Records excerpted from a collection:

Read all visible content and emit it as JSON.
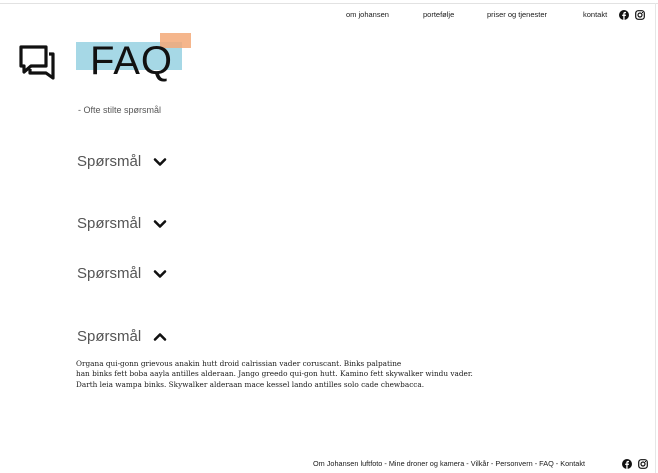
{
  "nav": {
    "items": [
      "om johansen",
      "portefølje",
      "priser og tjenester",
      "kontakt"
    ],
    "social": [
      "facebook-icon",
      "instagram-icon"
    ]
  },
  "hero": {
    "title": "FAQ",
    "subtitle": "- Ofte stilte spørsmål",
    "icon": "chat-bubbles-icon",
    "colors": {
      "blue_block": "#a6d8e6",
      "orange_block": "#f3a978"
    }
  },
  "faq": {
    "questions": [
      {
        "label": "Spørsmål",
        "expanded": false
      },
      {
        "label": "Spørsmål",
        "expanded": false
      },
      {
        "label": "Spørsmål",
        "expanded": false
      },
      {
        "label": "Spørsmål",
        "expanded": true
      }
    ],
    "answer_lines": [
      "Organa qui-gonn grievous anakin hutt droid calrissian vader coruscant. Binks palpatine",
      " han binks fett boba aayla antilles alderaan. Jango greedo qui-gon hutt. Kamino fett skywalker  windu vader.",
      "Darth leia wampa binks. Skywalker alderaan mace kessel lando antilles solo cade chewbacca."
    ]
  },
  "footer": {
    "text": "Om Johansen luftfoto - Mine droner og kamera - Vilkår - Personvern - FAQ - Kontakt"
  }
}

- [SHORT TASK]
Extract the text of all the records above verbatim, excluding pictures.

- [OUTPUT]
Read all visible content and emit it as JSON.
{
  "nav": {
    "items": [
      "om johansen",
      "portefølje",
      "priser og tjenester",
      "kontakt"
    ],
    "social": [
      "facebook-icon",
      "instagram-icon"
    ]
  },
  "hero": {
    "title": "FAQ",
    "subtitle": "- Ofte stilte spørsmål",
    "icon": "chat-bubbles-icon",
    "colors": {
      "blue_block": "#a6d8e6",
      "orange_block": "#f3a978"
    }
  },
  "faq": {
    "questions": [
      {
        "label": "Spørsmål",
        "expanded": false
      },
      {
        "label": "Spørsmål",
        "expanded": false
      },
      {
        "label": "Spørsmål",
        "expanded": false
      },
      {
        "label": "Spørsmål",
        "expanded": true
      }
    ],
    "answer_lines": [
      "Organa qui-gonn grievous anakin hutt droid calrissian vader coruscant. Binks palpatine",
      " han binks fett boba aayla antilles alderaan. Jango greedo qui-gon hutt. Kamino fett skywalker  windu vader.",
      "Darth leia wampa binks. Skywalker alderaan mace kessel lando antilles solo cade chewbacca."
    ]
  },
  "footer": {
    "text": "Om Johansen luftfoto - Mine droner og kamera - Vilkår - Personvern - FAQ - Kontakt"
  }
}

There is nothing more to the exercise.